--- Stated problem a ---
In the court opinion below, condense the paragraph beginning "Plaintiffs had filed charges" into a short bulleted list that keeps its main facts.

From Casetext: Smarter Legal Research

Shank v. Nat'l Labor Relations Bd.

United States Court of Appeals, Seventh Circuit
Oct 31, 1958
260 F.2d 444 (7th Cir. 1958)

Opinion

No. 12376.

October 31, 1958.

Virginia A. Davies, Danville, Ill., for appellant.

Thomas J. McDermott, Associate General Counsel, Arnold Ordman, Attorney, National Labor Relations Board, Washington, D.C., Jerome D. Fenton, General Counsel, Marcel Mallet-Prevost, Asst. General Counsel, Owsley Vose, Irving M. Herman, Attorneys, National Labor Relations Board, Washington, D.C., Robert Z. Hickman, Danville, Ill., Bookwalter, Carter, Gunn Hickman, Danville, Ill., of counsel, for appellee.

Before HASTINGS, PARKINSON and KNOCH, Circuit Judges.


Plaintiffs sought individual declaratory judgments against defendants with respect to several matters.

In their Counts I and II, plaintiffs sought to have the District Court construe Title 5, Chapter 19, § 1009 and Title 29, §§ 141-197, United States Code Annotated; and Title 29, Part 101, Subpart B, § 101.14 of Code of Federal Regulations, with respect to judicial review of agency action, Board's decisions and orders, to enable plaintiffs to perfect rights by way of damages in a matter pending or to be brought in the state court.

Plaintiffs had filed charges with the National Labor Relations Board. The General Counsel of the Board refused to issue complaints under the N.L.R.B. Act, as amended. Plaintiff Ruth Warner alleged that the General Counsel adhered to his decision on reconsideration. Plaintiff Howard E. Shank had taken no appeal from the initial refusal of the Regional Director to issue a complaint. Plaintiffs do not allege error in the administrative action taken. It is not alleged that the N.L.R.B. or the General Counsel will be a party to any proposed state court action.

--- Recorded data ---
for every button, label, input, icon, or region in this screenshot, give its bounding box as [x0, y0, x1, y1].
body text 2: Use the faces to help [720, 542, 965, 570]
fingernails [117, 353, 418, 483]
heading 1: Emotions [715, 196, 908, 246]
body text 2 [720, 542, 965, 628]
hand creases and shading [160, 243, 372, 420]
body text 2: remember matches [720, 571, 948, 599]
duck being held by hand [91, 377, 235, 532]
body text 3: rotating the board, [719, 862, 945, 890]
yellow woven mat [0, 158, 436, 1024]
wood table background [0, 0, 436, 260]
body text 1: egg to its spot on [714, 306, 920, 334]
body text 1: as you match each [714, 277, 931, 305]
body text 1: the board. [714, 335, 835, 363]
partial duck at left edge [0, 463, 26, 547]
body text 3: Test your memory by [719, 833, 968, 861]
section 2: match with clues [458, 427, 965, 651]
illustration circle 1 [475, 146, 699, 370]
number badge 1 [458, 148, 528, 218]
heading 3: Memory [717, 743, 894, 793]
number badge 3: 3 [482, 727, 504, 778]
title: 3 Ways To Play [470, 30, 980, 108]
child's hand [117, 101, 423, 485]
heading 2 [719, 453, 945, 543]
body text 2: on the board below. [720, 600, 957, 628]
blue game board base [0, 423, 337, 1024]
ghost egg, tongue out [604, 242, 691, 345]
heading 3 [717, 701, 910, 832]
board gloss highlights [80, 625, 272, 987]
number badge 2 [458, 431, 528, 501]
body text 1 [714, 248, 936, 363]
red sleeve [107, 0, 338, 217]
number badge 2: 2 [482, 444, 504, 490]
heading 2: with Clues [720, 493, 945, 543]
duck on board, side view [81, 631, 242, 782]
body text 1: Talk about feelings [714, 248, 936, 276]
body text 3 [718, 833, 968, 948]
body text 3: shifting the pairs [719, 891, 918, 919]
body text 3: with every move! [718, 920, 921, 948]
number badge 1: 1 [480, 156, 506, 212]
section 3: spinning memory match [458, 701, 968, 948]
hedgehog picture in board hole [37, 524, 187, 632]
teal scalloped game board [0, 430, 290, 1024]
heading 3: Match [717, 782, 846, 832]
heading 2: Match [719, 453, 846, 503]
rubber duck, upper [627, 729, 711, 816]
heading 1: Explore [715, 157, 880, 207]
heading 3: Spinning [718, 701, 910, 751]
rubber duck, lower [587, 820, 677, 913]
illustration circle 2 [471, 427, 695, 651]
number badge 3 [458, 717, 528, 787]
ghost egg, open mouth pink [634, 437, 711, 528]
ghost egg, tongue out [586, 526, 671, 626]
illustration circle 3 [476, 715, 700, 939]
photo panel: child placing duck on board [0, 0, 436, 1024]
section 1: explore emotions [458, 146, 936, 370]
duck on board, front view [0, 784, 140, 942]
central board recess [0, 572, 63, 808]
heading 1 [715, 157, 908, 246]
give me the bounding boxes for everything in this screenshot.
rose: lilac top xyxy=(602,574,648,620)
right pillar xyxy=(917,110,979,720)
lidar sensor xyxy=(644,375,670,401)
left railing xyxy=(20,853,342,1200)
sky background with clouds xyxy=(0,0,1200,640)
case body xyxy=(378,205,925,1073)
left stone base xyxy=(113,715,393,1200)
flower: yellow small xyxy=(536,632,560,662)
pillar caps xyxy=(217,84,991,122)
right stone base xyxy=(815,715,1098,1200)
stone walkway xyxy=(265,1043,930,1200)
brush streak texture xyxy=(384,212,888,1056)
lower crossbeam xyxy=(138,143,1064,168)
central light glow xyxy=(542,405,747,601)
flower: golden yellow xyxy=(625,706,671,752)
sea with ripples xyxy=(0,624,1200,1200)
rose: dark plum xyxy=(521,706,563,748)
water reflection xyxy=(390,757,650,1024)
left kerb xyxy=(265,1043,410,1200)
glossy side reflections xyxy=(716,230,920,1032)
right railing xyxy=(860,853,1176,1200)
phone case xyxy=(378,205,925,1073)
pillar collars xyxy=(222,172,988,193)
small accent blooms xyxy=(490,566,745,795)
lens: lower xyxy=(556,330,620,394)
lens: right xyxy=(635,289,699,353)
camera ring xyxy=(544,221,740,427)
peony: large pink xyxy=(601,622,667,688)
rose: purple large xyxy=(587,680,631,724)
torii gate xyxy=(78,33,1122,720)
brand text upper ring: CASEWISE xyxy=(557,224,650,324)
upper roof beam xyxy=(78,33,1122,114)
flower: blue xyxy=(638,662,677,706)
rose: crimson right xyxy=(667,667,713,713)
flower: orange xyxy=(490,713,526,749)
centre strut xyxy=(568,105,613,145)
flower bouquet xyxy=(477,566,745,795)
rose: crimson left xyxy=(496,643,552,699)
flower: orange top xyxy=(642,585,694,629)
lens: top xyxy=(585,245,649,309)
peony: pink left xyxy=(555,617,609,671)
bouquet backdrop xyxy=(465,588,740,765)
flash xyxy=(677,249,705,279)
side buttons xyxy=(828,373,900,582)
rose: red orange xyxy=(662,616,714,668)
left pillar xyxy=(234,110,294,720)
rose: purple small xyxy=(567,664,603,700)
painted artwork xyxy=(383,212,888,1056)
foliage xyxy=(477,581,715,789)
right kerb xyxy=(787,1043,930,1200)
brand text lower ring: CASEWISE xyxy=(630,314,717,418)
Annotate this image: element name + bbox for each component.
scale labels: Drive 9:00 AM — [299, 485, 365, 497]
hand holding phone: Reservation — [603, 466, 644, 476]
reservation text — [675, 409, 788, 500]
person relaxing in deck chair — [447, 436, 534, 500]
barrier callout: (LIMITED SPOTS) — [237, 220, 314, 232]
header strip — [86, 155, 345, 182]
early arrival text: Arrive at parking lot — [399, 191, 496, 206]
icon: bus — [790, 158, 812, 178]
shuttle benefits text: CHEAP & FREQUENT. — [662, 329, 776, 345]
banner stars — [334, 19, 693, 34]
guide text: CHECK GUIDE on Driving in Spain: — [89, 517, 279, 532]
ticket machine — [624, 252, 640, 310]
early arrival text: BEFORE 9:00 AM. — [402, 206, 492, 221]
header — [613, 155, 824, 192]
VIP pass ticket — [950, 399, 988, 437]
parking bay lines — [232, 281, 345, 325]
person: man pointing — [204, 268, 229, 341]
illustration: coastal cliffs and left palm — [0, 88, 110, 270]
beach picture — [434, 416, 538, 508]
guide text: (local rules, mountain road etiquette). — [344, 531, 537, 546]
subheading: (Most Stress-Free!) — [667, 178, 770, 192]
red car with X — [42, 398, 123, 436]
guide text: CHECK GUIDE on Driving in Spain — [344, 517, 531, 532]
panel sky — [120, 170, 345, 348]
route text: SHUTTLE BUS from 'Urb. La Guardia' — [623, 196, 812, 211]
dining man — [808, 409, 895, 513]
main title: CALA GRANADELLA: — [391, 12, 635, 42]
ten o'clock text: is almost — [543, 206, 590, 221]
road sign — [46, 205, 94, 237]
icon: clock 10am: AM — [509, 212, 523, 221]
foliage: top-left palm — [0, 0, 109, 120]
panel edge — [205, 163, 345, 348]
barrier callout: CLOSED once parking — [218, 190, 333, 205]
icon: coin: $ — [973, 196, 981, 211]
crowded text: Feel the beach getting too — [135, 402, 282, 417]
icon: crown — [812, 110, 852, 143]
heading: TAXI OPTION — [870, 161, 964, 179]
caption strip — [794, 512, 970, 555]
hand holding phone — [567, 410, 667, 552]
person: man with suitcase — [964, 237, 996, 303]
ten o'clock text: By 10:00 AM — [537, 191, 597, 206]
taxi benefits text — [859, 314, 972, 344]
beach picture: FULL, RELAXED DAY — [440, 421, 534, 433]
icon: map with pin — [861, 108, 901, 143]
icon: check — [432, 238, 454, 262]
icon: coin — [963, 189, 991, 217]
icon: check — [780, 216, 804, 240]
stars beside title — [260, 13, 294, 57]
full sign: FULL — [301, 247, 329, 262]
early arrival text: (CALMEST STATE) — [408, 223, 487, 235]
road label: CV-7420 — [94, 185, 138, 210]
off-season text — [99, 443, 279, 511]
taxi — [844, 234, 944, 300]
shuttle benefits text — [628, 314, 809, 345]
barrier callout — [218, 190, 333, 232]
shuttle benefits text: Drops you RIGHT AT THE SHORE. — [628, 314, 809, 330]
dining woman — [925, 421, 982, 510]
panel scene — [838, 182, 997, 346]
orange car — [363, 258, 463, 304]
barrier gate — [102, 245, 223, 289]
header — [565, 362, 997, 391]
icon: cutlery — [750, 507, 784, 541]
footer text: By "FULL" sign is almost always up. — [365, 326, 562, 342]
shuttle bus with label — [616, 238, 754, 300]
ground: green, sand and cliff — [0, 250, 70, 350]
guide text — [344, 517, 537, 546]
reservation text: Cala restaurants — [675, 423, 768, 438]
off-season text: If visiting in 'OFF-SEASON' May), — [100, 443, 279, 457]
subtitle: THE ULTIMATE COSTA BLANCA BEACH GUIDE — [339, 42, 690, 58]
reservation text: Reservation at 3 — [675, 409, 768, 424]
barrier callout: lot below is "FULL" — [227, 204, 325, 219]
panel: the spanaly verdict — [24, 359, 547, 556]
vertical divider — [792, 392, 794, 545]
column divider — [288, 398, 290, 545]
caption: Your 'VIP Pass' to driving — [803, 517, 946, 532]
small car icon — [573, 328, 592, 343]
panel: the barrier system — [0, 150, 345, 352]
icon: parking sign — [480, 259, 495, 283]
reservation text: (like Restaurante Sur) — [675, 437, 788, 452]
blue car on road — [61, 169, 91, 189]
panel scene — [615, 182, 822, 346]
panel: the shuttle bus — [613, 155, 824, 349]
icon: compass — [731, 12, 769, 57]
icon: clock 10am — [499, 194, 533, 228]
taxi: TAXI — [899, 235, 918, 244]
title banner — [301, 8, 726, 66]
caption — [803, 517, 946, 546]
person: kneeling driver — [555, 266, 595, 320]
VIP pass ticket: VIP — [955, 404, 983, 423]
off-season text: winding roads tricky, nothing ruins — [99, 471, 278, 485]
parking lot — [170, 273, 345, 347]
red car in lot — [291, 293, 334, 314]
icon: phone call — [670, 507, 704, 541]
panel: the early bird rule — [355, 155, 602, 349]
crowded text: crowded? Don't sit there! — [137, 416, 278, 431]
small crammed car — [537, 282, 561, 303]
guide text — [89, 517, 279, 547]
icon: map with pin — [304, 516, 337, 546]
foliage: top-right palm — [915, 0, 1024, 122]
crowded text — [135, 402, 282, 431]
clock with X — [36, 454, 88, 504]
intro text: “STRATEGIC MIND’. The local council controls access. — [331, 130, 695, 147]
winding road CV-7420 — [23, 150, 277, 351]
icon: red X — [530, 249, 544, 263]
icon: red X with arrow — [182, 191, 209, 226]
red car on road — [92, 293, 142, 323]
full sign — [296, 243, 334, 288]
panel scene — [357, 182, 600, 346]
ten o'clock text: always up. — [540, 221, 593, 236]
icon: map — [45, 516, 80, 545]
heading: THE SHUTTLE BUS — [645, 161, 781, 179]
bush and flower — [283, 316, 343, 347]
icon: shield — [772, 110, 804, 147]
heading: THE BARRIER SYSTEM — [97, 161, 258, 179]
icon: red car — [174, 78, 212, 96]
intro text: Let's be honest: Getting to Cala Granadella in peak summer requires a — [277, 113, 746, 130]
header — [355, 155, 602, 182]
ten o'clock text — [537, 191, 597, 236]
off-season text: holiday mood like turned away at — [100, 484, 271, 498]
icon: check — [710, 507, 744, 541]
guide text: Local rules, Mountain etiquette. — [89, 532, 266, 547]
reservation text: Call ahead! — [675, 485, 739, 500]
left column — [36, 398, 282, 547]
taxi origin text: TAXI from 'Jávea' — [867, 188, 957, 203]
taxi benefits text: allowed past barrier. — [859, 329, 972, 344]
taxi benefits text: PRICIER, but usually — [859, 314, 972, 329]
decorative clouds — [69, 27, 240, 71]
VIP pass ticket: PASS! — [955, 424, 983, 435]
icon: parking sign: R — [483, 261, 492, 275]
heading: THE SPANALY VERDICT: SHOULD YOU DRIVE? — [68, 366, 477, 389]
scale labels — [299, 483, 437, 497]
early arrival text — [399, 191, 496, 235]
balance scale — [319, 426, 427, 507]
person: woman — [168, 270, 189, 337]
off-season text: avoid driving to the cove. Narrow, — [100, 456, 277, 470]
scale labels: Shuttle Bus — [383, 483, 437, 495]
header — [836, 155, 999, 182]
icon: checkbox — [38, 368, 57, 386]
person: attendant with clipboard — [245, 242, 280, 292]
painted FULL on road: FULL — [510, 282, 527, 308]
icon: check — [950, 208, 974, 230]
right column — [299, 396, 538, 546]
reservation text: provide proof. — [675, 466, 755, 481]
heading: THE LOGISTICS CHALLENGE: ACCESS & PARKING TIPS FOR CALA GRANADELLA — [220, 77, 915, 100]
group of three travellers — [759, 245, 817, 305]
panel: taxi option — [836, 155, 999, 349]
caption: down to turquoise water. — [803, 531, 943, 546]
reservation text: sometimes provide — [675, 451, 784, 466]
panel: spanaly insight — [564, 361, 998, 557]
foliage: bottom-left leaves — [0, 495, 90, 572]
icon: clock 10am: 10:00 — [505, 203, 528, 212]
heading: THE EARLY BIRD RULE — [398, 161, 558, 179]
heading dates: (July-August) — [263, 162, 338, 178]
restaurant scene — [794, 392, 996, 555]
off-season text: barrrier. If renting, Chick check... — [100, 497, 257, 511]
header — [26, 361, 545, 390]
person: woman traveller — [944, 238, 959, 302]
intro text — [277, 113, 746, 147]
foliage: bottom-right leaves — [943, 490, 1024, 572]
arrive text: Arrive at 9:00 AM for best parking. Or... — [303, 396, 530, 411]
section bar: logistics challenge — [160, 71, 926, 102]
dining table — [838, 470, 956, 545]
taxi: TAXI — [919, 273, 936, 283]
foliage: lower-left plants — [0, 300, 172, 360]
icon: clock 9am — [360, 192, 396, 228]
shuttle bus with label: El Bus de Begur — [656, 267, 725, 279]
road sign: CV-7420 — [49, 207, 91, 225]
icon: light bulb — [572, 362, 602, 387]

--- Stated problem b ---
Format the entries as a Markdown table with the columns No. and Entry line. Start at the first line of the entries and go through the line containing "body text 3: Test", leaving out blank lines.

--- Solution a ---
- The plaintiffs filed charges with the National Labor Relations Board.
- The Board's General Counsel refused to issue complaints under the N.L.R.B. Act, as amended.
- Ruth Warner alleged that the General Counsel kept to that decision on reconsideration.
- Howard E. Shank did not appeal the Regional Director's initial refusal to issue a complaint.
- The plaintiffs allege no error in the administrative action.
- They do not allege that the N.L.R.B. or the General Counsel will be a party to any proposed state court action.

--- Solution b ---
| No. | Entry line |
|---|---|
| 1 | for every button, label, input, icon, or region in this screenshot, give its bounding box as [x0, y0, x1, y1]. |
| 2 | body text 2: Use the faces to help [720, 542, 965, 570] |
| 3 | fingernails [117, 353, 418, 483] |
| 4 | heading 1: Emotions [715, 196, 908, 246] |
| 5 | body text 2 [720, 542, 965, 628] |
| 6 | hand creases and shading [160, 243, 372, 420] |
| 7 | body text 2: remember matches [720, 571, 948, 599] |
| 8 | duck being held by hand [91, 377, 235, 532] |
| 9 | body text 3: rotating the board, [719, 862, 945, 890] |
| 10 | yellow woven mat [0, 158, 436, 1024] |
| 11 | wood table background [0, 0, 436, 260] |
| 12 | body text 1: egg to its spot on [714, 306, 920, 334] |
| 13 | body text 1: as you match each [714, 277, 931, 305] |
| 14 | body text 1: the board. [714, 335, 835, 363] |
| 15 | partial duck at left edge [0, 463, 26, 547] |
| 16 | body text 3: Test your memory by [719, 833, 968, 861] |